▶ _RECORDS FOR THIS TASK_

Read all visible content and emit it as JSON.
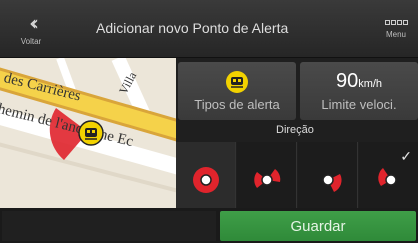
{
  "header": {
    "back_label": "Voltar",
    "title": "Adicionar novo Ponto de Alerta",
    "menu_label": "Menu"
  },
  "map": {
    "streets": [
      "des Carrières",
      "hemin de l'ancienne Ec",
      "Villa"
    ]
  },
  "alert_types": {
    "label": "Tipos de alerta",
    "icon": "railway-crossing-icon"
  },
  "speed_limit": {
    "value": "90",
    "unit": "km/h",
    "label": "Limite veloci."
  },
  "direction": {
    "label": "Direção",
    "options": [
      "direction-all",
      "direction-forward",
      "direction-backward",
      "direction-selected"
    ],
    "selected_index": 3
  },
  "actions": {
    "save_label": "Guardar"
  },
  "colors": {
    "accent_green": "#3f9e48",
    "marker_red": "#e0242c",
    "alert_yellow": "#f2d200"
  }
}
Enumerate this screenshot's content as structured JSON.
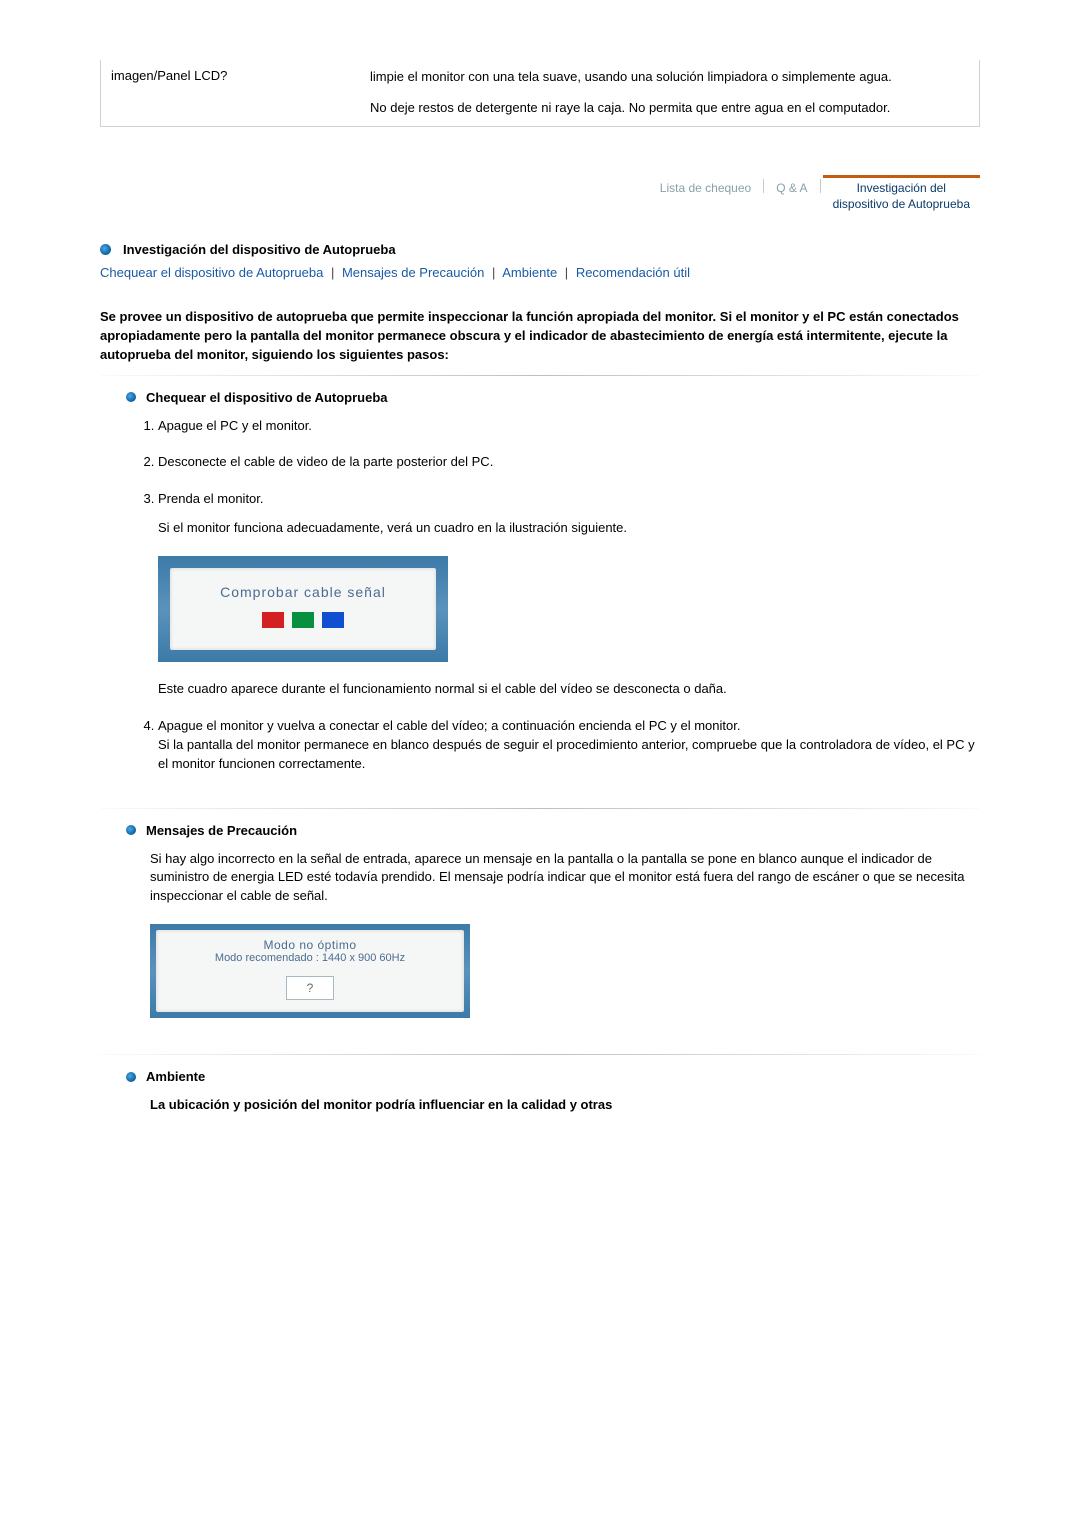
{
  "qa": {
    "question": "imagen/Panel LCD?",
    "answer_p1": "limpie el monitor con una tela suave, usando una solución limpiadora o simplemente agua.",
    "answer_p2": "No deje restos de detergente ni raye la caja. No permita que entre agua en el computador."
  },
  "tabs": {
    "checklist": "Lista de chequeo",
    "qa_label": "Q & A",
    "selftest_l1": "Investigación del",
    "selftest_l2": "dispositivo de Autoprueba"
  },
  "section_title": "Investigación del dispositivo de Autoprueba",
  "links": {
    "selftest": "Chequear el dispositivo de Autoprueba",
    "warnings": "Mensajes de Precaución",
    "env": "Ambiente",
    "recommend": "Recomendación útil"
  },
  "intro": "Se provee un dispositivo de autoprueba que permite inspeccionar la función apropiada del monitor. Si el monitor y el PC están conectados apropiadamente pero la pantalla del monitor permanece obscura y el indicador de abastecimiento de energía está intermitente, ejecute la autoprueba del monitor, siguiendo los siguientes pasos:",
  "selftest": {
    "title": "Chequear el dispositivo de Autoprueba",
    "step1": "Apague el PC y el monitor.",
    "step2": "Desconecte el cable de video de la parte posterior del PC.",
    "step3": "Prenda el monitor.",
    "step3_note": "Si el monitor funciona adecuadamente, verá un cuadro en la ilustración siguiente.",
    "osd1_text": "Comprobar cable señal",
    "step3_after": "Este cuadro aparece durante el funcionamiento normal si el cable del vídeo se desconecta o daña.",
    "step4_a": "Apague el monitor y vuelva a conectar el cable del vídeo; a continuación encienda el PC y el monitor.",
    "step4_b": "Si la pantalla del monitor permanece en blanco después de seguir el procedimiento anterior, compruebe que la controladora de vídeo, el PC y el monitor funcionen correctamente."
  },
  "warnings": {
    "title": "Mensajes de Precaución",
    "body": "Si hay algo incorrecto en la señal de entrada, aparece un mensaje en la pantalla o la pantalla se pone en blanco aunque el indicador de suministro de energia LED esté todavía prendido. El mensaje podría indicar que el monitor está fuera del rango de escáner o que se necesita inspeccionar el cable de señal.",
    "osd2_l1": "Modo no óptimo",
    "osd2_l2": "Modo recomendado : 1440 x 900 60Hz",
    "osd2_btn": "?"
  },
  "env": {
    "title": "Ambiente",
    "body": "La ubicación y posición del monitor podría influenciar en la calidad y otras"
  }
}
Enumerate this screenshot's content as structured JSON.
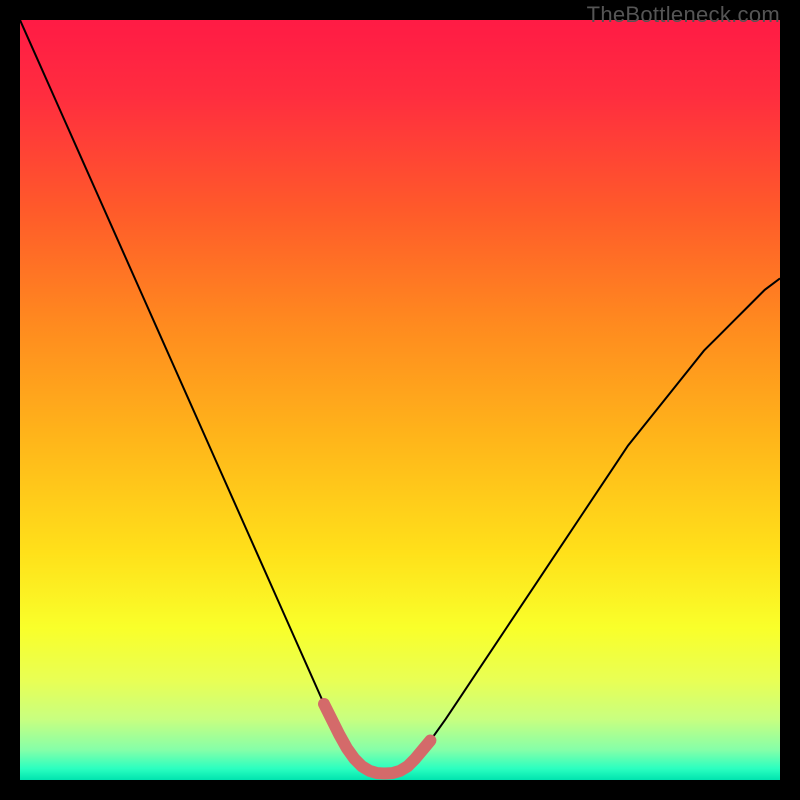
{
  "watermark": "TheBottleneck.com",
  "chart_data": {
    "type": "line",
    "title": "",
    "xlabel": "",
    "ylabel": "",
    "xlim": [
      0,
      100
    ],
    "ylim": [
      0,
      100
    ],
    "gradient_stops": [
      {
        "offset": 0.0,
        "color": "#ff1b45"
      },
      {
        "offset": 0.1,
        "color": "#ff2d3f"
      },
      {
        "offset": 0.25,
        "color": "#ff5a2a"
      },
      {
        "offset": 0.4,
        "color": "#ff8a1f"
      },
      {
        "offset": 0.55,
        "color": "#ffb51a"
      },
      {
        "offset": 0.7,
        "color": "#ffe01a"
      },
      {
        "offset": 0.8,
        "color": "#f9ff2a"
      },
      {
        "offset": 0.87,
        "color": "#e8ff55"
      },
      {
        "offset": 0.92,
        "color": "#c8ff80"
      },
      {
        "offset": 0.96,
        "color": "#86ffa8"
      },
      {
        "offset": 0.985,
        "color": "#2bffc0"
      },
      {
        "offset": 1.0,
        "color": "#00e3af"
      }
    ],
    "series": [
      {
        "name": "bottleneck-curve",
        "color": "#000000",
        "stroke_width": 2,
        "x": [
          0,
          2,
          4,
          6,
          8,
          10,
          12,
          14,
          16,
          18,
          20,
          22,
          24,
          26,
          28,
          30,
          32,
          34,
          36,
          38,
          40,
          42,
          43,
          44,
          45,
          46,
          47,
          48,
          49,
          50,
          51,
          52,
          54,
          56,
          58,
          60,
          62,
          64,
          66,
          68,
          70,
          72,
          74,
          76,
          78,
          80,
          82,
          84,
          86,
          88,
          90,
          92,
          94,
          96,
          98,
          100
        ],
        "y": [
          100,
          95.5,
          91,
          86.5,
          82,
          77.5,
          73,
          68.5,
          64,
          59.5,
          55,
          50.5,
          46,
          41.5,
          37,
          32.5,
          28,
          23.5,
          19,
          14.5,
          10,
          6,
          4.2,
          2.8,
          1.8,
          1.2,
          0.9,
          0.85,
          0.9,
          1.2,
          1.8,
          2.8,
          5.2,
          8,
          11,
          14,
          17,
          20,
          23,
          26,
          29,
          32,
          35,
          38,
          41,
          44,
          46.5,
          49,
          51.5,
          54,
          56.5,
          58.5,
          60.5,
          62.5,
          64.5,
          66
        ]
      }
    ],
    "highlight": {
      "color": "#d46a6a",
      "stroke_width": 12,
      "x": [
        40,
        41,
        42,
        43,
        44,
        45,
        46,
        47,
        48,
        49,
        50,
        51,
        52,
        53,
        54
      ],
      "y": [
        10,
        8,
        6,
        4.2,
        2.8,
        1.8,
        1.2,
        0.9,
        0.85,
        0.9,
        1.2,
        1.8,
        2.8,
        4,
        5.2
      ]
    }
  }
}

--

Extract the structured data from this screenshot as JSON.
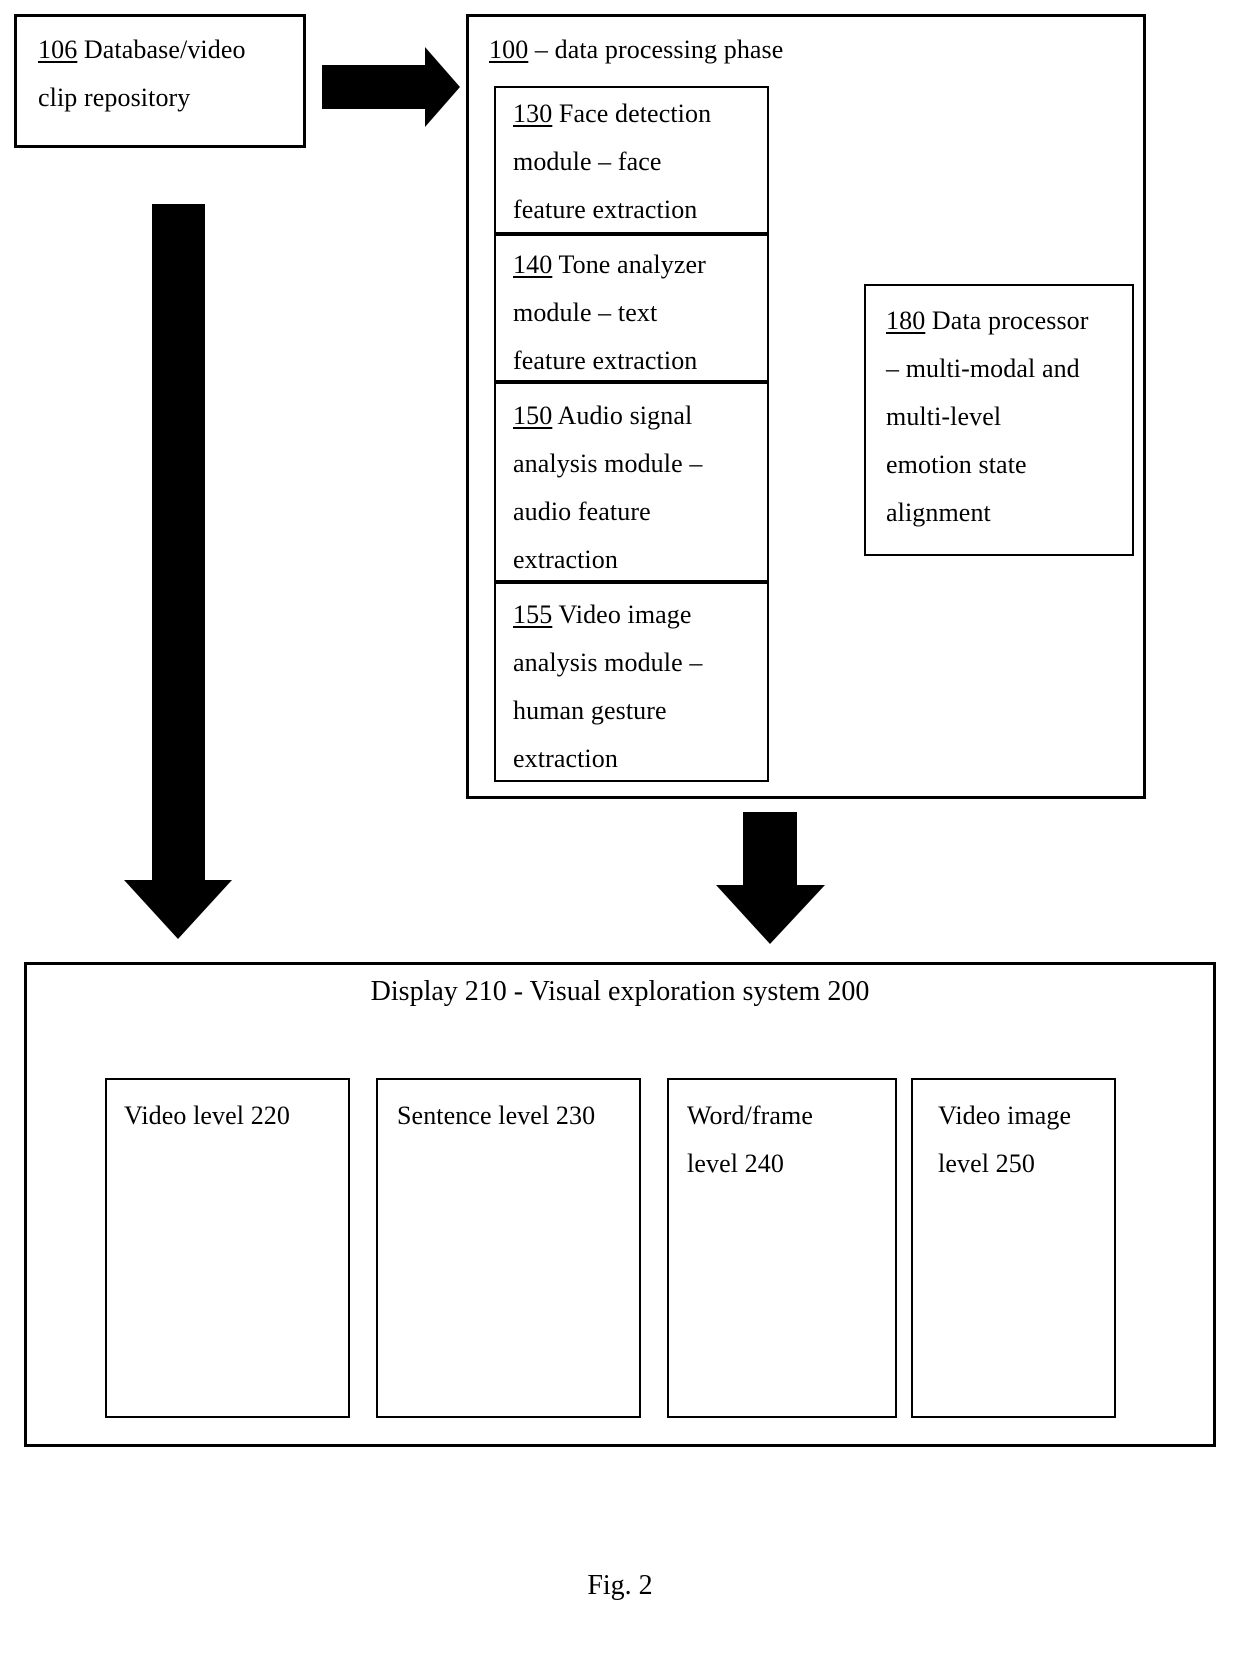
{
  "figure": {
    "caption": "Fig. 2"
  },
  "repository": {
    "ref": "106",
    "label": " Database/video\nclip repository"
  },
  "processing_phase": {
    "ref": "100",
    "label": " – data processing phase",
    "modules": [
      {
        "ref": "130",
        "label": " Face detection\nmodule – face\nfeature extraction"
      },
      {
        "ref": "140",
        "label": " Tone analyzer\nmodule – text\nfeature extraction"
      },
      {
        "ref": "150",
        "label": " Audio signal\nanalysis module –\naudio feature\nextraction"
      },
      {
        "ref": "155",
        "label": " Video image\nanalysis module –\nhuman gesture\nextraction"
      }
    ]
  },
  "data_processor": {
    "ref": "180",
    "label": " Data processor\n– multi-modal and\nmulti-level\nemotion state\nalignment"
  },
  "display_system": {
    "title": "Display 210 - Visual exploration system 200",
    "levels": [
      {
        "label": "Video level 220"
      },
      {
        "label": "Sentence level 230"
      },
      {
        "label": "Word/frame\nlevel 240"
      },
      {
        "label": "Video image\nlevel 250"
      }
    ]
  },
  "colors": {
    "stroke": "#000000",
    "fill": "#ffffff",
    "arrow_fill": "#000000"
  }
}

==

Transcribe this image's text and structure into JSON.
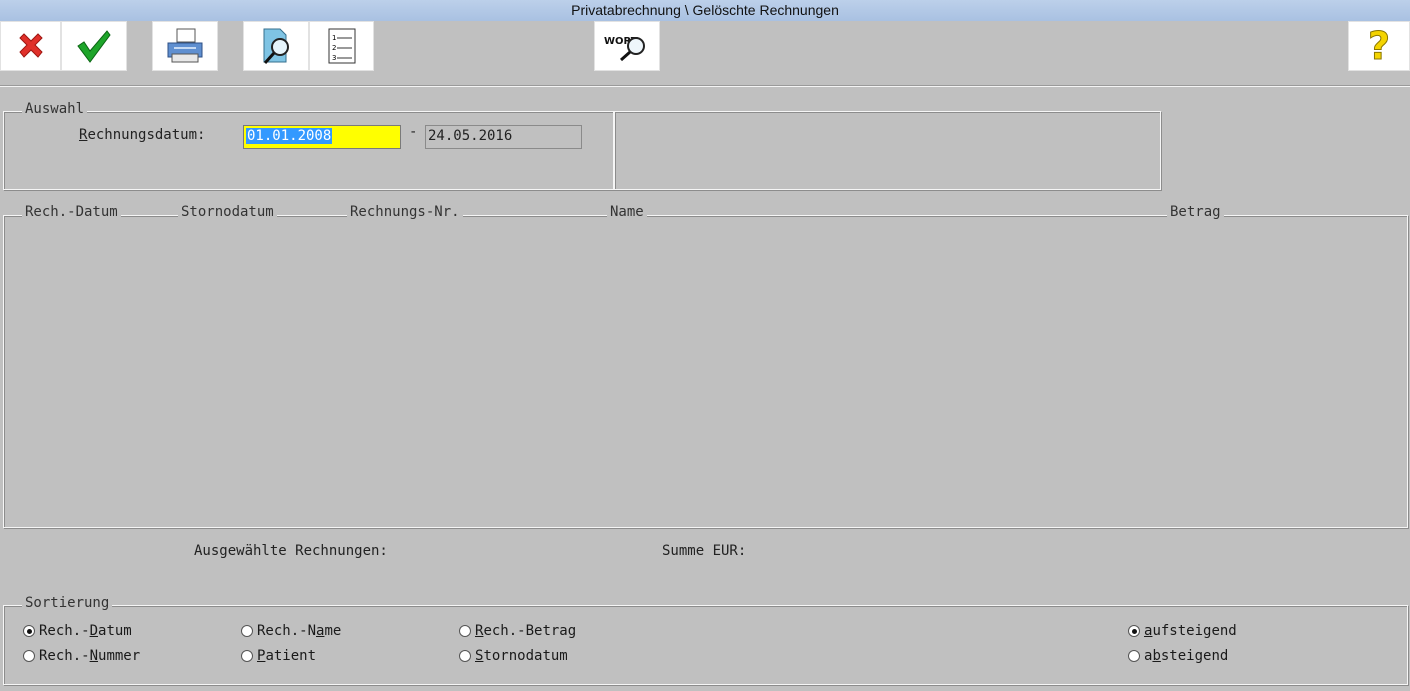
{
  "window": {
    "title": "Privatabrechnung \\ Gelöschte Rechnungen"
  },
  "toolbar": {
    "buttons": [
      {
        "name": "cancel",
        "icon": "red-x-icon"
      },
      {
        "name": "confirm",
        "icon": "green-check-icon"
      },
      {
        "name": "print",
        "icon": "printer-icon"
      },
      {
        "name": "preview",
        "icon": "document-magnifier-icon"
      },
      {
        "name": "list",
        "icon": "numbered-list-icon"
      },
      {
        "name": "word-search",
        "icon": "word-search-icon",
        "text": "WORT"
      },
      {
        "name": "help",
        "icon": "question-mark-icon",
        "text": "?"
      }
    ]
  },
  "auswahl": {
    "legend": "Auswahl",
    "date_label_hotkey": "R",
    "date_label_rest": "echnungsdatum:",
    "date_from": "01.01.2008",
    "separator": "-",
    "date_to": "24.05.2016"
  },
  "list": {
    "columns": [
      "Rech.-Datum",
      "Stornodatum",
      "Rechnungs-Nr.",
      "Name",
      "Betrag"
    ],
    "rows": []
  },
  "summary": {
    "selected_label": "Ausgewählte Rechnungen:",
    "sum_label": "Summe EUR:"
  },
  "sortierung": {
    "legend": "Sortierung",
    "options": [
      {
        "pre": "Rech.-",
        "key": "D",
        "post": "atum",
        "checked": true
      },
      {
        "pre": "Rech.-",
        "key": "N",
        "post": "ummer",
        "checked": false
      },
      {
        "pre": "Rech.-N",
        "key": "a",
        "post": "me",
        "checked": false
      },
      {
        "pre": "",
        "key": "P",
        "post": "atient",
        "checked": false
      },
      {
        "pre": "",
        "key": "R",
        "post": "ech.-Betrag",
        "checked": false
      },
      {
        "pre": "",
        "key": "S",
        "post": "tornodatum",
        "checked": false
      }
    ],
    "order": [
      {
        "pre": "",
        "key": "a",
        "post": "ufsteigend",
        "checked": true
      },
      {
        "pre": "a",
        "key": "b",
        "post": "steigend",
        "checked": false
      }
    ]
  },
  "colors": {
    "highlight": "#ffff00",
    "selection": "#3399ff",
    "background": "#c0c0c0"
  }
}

▶ _WHAT YOU WILL DO_
Among the lines of the records above, count those holding the string "Investigación", and report only the number.

▶ _THE RESPONSE_
2